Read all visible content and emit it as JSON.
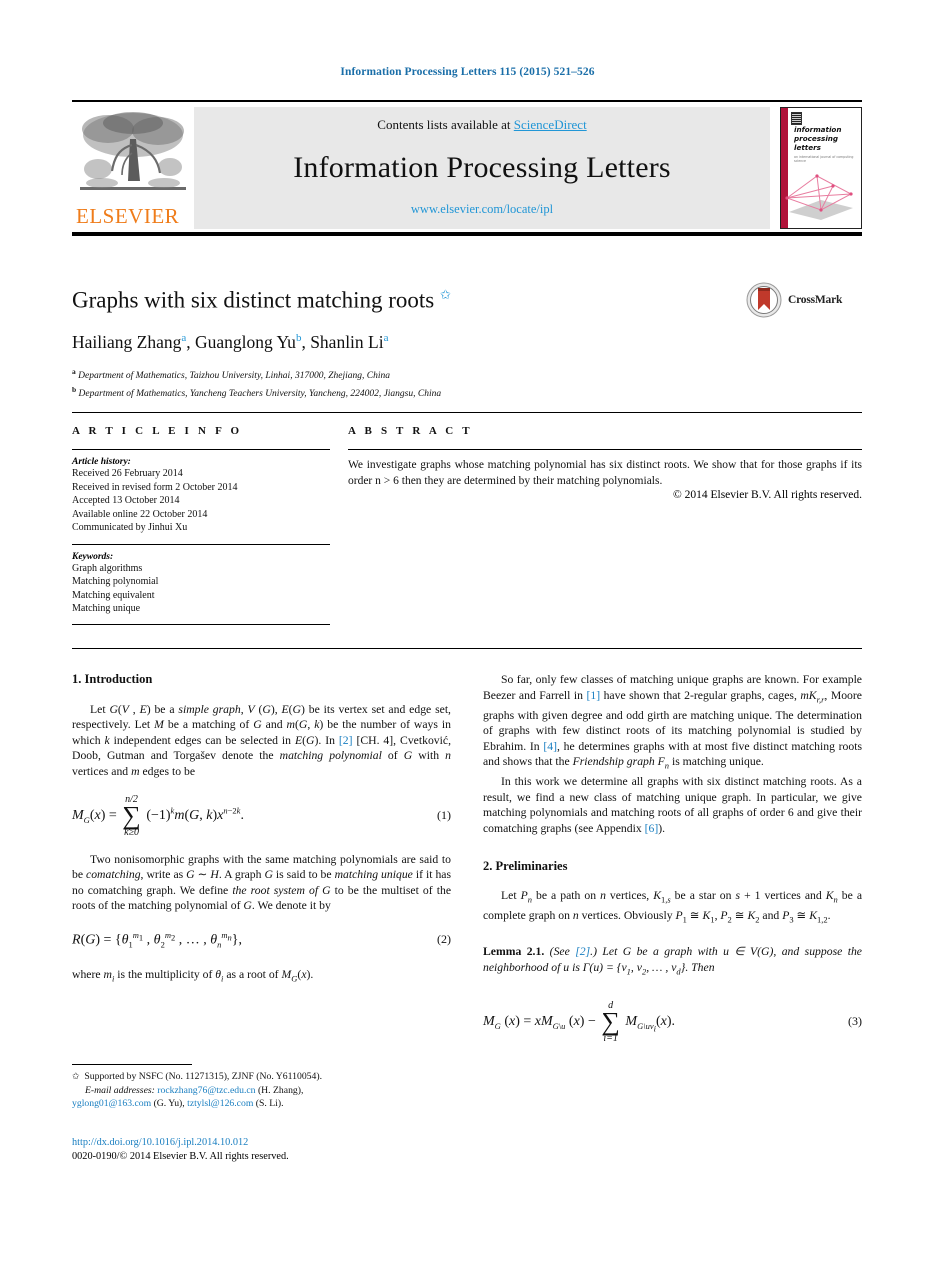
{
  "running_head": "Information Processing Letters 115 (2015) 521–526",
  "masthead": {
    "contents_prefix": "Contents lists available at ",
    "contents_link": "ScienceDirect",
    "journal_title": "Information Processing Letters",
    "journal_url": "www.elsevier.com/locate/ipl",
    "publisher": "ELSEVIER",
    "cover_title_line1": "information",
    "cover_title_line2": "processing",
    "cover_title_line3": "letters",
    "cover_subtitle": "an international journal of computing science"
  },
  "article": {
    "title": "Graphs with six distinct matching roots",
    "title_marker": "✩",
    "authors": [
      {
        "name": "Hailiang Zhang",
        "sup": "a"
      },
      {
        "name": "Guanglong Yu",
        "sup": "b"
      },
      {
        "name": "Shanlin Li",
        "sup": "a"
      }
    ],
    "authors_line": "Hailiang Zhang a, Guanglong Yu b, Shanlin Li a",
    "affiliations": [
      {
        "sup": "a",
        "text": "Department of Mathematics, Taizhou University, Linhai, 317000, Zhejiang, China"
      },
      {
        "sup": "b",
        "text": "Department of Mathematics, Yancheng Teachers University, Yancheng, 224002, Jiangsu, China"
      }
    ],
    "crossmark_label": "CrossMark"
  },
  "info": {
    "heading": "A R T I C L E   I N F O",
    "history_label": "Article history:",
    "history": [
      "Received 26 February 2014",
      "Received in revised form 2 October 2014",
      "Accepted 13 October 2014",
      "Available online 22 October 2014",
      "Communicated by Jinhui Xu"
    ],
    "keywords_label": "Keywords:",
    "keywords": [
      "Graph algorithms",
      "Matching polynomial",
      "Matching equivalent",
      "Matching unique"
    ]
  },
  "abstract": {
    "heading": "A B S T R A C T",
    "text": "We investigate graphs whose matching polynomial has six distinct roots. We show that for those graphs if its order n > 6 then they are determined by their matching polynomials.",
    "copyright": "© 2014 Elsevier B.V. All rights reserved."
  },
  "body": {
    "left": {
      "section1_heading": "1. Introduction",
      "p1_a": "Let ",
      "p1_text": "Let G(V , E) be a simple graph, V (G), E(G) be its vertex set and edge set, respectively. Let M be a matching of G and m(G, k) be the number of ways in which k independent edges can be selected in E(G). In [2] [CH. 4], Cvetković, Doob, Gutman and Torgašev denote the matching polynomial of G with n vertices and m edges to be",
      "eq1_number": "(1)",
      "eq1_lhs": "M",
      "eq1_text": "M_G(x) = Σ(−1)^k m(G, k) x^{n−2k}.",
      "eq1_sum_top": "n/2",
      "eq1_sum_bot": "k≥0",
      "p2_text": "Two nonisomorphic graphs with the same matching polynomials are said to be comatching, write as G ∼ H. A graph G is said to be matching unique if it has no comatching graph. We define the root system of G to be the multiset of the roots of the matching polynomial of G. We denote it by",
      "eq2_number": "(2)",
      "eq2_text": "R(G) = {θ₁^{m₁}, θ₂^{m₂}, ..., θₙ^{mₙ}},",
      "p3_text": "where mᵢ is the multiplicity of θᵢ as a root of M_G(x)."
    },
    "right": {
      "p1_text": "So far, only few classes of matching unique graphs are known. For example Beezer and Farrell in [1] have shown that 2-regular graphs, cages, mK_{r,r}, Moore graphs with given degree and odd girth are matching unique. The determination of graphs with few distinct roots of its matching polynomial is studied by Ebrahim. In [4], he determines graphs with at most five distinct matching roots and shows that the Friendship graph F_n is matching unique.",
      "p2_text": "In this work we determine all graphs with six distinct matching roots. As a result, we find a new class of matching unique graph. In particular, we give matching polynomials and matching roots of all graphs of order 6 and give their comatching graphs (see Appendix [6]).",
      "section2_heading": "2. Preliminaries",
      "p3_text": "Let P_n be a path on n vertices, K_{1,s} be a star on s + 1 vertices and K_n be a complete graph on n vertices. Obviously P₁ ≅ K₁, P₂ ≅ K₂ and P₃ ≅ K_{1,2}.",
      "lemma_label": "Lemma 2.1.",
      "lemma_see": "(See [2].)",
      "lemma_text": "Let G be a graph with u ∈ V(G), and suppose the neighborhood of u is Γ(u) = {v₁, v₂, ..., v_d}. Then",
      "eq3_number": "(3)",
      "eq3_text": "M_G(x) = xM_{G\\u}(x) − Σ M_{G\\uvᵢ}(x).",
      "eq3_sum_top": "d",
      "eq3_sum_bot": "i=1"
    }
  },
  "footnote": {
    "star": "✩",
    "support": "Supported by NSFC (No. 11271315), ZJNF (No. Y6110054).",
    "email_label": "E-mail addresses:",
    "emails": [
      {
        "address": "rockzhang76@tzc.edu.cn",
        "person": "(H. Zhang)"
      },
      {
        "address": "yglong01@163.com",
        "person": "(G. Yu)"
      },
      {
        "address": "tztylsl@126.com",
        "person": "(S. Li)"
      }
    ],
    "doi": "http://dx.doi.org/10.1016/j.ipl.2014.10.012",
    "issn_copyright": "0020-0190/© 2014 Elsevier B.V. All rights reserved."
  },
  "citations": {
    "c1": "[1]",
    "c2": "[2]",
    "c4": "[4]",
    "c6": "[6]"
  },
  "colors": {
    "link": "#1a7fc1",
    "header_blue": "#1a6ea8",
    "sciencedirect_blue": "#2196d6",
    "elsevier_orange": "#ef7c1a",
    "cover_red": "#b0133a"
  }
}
---
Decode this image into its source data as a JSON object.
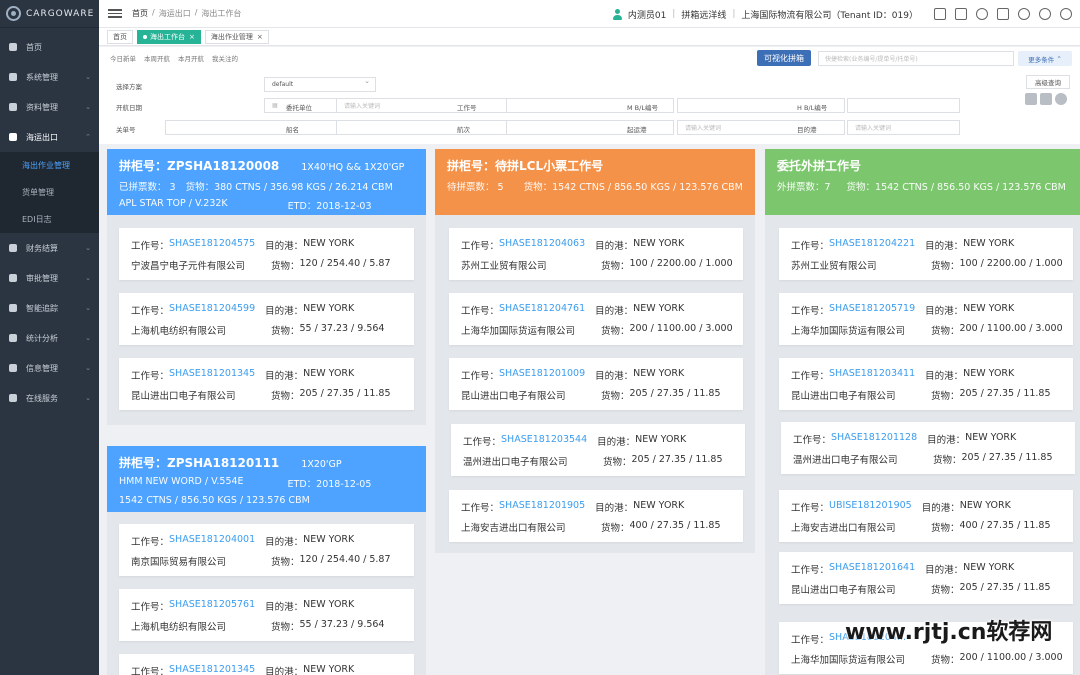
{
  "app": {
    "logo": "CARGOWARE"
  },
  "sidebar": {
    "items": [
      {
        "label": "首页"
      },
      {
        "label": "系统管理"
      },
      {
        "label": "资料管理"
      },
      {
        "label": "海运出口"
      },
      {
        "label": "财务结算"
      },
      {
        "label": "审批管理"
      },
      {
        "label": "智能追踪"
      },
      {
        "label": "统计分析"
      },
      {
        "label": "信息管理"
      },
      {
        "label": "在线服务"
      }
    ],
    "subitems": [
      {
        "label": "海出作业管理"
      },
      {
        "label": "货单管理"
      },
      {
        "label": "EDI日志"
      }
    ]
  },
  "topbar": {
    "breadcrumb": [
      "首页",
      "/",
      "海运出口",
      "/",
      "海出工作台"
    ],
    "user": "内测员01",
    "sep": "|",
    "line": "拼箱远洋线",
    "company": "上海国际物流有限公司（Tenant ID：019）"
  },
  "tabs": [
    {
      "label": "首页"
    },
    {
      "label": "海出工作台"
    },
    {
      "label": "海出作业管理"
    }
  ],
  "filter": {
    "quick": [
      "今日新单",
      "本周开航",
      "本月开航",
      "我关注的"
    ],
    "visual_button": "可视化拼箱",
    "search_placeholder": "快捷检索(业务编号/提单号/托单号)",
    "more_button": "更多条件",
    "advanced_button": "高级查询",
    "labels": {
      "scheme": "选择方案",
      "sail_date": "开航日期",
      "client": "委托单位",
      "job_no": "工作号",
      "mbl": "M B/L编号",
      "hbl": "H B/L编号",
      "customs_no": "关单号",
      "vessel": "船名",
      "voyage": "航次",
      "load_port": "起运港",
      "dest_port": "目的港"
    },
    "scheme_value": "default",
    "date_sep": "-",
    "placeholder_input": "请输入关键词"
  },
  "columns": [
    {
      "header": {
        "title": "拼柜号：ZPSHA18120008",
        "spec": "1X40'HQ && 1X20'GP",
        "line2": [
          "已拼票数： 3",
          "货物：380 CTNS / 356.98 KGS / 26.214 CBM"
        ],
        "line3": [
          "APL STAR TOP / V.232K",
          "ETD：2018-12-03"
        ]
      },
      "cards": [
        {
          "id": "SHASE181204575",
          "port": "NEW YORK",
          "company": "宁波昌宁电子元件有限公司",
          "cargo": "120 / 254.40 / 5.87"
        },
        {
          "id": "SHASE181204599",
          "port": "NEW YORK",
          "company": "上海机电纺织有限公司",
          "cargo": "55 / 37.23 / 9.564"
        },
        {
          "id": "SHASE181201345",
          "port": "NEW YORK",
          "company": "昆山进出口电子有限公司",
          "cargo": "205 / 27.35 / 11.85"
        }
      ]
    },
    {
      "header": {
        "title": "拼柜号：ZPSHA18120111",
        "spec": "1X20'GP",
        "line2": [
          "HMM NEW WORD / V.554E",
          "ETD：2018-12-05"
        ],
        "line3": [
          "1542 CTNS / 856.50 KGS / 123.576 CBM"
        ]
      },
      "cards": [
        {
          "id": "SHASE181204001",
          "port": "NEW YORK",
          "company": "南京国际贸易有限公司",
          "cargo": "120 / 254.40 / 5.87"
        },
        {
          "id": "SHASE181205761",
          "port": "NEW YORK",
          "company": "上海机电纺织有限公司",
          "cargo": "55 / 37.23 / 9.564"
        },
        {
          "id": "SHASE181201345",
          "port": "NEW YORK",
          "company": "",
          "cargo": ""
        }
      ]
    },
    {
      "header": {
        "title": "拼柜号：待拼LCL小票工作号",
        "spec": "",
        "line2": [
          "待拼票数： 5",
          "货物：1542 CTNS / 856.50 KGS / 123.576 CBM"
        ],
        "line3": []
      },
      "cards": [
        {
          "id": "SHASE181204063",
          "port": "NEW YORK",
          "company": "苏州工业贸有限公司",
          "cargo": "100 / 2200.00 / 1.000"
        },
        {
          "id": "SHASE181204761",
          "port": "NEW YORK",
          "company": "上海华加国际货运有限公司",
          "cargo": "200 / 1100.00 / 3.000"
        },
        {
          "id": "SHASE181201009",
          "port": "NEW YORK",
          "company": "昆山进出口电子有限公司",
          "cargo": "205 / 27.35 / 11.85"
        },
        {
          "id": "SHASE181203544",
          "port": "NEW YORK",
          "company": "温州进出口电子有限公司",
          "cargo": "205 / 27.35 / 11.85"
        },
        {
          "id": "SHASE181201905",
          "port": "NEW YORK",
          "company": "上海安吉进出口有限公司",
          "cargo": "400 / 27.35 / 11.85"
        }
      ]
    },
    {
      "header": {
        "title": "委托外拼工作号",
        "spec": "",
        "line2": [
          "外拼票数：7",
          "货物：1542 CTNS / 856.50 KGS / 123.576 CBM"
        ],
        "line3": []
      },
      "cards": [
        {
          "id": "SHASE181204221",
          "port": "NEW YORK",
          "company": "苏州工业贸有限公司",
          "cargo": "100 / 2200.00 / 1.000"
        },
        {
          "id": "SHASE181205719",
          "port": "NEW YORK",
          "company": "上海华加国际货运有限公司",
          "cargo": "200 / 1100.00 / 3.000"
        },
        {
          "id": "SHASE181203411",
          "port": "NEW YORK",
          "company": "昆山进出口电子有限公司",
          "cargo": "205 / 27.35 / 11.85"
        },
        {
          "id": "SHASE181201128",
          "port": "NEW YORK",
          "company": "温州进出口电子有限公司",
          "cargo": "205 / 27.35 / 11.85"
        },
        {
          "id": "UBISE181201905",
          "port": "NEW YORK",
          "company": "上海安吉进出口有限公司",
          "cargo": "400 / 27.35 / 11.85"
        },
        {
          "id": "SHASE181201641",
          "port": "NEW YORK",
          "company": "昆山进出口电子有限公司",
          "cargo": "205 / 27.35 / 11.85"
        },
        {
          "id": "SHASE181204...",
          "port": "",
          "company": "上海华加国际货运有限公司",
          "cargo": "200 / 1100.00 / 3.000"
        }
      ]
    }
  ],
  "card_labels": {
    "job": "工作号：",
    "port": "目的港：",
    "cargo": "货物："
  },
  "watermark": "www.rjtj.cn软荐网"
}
* * *
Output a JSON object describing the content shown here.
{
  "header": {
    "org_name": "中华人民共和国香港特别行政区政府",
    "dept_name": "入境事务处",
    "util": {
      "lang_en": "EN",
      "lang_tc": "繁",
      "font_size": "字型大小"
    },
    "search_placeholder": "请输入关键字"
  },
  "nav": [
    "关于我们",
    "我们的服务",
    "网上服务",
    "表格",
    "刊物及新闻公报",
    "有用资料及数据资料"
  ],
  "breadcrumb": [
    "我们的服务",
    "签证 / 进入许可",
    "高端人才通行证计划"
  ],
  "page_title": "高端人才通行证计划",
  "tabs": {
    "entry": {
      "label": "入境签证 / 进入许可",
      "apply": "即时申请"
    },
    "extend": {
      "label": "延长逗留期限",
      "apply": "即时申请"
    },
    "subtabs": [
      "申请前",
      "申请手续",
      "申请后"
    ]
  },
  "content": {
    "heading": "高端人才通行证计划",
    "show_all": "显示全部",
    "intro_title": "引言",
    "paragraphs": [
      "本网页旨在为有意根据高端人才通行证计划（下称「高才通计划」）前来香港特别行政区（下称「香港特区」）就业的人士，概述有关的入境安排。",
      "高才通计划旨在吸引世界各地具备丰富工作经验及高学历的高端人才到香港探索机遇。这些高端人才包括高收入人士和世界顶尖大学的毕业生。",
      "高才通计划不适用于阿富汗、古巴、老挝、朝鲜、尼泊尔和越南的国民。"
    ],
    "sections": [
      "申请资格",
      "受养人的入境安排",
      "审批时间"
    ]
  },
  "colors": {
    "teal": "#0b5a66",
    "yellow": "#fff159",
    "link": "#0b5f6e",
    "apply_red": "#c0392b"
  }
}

**What you have to do**. Copy out every line of the data that includes "Hailiang".

**Written response**.
        "name": "Hailiang Zhang",
    "authors_line": "Hailiang Zhang a, Guanglong Yu b, Shanlin Li a",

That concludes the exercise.